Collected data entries
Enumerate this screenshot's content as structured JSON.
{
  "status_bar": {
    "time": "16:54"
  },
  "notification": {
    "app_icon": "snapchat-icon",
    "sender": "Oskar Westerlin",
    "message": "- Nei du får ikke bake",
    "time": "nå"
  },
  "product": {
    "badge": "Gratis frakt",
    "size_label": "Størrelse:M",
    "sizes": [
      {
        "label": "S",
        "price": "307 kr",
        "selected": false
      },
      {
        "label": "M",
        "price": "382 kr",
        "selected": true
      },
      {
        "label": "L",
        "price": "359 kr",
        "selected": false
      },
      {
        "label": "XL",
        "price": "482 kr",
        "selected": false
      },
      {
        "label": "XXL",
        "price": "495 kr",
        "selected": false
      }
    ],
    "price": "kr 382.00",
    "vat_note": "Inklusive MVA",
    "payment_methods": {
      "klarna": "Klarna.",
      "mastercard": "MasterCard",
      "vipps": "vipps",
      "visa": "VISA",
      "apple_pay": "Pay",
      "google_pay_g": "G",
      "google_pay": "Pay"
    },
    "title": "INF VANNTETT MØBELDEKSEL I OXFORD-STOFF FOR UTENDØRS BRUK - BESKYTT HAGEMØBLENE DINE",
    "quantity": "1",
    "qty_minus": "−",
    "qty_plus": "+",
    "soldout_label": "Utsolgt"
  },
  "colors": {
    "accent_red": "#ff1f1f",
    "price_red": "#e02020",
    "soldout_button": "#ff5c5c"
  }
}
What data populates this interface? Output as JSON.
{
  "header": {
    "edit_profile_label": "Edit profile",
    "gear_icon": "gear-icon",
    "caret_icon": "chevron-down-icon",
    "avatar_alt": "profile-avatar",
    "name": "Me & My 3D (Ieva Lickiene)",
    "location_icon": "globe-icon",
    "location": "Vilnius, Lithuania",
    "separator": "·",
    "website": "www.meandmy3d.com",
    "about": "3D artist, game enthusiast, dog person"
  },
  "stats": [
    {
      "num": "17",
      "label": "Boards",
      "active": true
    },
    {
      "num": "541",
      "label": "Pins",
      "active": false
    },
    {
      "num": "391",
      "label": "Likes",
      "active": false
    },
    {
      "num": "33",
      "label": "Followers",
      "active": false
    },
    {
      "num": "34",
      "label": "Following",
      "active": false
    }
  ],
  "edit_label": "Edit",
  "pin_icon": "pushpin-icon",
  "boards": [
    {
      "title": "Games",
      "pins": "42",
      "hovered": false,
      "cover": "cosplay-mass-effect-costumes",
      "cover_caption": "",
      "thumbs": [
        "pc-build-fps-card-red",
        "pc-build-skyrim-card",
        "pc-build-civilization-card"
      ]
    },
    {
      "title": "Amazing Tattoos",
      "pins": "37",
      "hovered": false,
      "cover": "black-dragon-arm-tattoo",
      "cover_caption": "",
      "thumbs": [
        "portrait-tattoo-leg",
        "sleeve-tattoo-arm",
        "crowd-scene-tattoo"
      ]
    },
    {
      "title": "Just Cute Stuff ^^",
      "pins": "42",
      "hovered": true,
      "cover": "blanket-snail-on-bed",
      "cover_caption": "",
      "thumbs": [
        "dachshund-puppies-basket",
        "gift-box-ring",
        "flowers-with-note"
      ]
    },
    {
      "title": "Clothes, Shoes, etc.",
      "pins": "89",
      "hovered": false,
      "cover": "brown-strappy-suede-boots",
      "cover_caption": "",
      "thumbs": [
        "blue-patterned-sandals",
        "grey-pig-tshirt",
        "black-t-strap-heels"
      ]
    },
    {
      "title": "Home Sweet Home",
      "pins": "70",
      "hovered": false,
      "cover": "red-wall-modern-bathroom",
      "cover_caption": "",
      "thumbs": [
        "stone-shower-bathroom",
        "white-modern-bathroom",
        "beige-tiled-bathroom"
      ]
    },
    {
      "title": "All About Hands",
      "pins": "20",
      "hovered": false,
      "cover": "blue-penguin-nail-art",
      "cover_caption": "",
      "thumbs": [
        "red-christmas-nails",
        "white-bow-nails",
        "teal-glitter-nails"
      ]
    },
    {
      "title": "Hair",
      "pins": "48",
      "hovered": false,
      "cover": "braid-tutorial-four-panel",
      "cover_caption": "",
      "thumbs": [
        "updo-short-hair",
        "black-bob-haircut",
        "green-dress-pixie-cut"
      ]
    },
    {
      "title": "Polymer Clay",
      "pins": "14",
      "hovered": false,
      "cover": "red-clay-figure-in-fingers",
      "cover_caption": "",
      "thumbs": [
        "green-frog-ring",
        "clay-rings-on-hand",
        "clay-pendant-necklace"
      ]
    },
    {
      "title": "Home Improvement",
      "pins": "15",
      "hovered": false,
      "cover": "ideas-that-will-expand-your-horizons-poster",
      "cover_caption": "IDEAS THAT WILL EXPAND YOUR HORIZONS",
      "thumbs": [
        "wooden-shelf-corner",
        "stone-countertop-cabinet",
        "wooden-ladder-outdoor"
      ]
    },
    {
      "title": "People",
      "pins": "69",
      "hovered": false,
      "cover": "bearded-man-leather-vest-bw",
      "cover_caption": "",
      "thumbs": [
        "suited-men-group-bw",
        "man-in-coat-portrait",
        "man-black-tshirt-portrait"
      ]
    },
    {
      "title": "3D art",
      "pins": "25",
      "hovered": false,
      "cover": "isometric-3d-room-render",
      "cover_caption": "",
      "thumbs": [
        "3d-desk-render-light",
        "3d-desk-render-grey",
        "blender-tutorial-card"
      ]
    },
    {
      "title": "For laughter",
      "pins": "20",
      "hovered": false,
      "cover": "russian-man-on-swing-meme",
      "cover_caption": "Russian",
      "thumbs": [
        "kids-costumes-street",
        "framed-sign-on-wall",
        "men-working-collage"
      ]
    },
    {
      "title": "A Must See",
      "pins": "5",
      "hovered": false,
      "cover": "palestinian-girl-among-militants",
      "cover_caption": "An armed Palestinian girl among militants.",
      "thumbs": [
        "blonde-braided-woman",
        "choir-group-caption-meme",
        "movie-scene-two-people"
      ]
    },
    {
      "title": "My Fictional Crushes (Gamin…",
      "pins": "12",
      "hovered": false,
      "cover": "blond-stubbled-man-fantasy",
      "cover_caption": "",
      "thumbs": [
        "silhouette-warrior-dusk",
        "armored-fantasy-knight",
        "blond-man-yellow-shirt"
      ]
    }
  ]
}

=== What needs to be done ===
Write only the number of lines that include "group".

=== In response ===
2